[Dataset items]
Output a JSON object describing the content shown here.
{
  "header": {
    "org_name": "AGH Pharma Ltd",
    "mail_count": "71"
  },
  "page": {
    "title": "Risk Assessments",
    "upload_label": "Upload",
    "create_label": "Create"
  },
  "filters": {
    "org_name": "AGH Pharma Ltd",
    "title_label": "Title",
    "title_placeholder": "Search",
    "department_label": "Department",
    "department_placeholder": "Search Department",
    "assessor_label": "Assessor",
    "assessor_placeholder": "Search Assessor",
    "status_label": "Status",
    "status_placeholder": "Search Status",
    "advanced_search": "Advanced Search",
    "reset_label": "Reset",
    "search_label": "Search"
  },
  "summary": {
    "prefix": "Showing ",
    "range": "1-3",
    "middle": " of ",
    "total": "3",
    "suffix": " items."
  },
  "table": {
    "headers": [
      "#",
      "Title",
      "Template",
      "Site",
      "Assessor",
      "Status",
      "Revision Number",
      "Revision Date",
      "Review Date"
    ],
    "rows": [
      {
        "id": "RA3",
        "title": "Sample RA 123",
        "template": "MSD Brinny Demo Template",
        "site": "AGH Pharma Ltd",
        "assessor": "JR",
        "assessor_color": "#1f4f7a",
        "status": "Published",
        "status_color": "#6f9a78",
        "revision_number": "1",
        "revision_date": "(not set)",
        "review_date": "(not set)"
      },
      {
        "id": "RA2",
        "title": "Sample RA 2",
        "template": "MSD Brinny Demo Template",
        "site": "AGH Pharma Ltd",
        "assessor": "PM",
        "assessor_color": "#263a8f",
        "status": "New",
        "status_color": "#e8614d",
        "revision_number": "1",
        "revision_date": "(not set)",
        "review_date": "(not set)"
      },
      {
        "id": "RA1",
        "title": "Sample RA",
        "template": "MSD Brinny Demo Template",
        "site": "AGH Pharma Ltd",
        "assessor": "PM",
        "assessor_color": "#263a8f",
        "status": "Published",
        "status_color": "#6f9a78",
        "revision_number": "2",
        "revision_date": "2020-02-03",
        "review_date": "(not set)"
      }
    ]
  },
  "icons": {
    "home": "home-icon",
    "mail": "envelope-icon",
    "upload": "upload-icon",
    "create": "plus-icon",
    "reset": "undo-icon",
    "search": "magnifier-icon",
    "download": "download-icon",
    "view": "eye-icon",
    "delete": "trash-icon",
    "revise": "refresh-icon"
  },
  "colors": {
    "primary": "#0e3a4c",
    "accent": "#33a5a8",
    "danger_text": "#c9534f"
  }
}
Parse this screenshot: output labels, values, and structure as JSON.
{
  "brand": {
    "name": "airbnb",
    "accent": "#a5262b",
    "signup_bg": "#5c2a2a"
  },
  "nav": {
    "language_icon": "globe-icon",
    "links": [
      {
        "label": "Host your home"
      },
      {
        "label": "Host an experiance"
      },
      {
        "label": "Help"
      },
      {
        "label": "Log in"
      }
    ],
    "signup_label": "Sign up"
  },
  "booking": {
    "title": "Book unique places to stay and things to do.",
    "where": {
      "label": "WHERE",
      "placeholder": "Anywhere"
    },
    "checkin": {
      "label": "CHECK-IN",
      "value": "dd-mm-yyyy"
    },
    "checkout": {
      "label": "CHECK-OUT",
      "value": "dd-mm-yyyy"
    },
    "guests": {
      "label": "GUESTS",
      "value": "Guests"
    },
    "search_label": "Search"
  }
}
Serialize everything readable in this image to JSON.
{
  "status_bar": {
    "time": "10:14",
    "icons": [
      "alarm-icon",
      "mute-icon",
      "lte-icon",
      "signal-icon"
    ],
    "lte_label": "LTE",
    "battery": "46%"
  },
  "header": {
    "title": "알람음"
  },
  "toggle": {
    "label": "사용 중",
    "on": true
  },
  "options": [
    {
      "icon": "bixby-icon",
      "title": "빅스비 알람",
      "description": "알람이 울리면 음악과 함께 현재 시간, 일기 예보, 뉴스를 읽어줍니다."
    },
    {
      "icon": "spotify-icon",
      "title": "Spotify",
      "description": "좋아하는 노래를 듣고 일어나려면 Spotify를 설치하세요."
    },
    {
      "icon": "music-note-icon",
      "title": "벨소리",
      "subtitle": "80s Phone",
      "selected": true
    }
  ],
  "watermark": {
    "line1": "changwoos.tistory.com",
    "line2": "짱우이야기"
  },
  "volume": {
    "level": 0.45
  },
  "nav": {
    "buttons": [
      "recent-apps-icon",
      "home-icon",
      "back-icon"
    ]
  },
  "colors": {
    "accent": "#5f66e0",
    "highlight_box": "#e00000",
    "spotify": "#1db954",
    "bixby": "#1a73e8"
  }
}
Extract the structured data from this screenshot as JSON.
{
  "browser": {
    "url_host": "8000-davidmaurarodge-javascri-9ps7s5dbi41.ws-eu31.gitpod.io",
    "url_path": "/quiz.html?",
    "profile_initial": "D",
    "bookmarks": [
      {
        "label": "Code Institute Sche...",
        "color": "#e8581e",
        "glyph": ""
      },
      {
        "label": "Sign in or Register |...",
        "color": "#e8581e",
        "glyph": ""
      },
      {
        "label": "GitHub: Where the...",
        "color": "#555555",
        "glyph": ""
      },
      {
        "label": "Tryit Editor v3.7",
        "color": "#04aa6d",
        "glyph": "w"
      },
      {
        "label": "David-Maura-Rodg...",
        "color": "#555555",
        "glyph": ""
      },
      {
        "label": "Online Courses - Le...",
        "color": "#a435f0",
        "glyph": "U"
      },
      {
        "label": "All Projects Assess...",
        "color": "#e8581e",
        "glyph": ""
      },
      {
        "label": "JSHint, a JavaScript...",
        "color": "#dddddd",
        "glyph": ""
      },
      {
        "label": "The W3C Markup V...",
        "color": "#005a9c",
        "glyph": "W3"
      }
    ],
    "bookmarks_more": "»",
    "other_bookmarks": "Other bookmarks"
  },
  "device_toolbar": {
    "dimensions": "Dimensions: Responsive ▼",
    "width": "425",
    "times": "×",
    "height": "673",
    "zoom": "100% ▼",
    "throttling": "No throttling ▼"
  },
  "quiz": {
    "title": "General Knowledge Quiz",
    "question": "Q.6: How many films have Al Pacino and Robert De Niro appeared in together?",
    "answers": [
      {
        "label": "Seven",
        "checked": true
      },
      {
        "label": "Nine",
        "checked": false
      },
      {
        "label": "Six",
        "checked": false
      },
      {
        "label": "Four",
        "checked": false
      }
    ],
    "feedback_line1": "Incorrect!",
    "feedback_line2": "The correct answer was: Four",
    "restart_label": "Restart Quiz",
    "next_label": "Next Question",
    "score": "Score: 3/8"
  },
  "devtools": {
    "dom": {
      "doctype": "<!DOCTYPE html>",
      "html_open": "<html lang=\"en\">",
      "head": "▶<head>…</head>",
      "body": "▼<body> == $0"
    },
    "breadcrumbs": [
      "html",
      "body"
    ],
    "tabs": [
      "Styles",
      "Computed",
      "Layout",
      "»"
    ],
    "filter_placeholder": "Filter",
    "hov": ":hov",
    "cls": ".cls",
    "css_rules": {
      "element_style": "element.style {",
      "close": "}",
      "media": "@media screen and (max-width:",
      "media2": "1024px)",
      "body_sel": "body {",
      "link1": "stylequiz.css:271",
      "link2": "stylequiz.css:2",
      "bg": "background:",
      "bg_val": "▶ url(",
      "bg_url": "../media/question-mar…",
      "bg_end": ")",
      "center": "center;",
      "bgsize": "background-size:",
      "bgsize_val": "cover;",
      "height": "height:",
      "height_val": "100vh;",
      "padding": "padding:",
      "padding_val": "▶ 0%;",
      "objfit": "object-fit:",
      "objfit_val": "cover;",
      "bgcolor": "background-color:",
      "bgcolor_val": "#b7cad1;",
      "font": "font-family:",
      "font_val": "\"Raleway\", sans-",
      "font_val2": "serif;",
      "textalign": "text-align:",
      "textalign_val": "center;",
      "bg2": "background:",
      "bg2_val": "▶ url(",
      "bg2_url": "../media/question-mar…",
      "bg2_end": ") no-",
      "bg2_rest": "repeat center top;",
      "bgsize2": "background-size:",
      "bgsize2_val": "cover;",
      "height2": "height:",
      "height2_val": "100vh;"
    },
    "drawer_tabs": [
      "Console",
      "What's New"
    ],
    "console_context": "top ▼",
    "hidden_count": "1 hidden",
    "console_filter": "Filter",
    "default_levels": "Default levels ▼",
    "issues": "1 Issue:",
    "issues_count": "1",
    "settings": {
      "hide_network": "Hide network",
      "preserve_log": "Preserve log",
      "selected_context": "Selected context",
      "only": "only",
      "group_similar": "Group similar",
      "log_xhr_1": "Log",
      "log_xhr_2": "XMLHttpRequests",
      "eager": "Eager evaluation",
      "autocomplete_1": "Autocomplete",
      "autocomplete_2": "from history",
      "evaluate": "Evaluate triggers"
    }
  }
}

**Goal of the exercise**
Point out every line holding the string "from" and copy it.

**Exercise solution**
Extract the structured data from this screenshot as JSON.
      "autocomplete_2": "from history",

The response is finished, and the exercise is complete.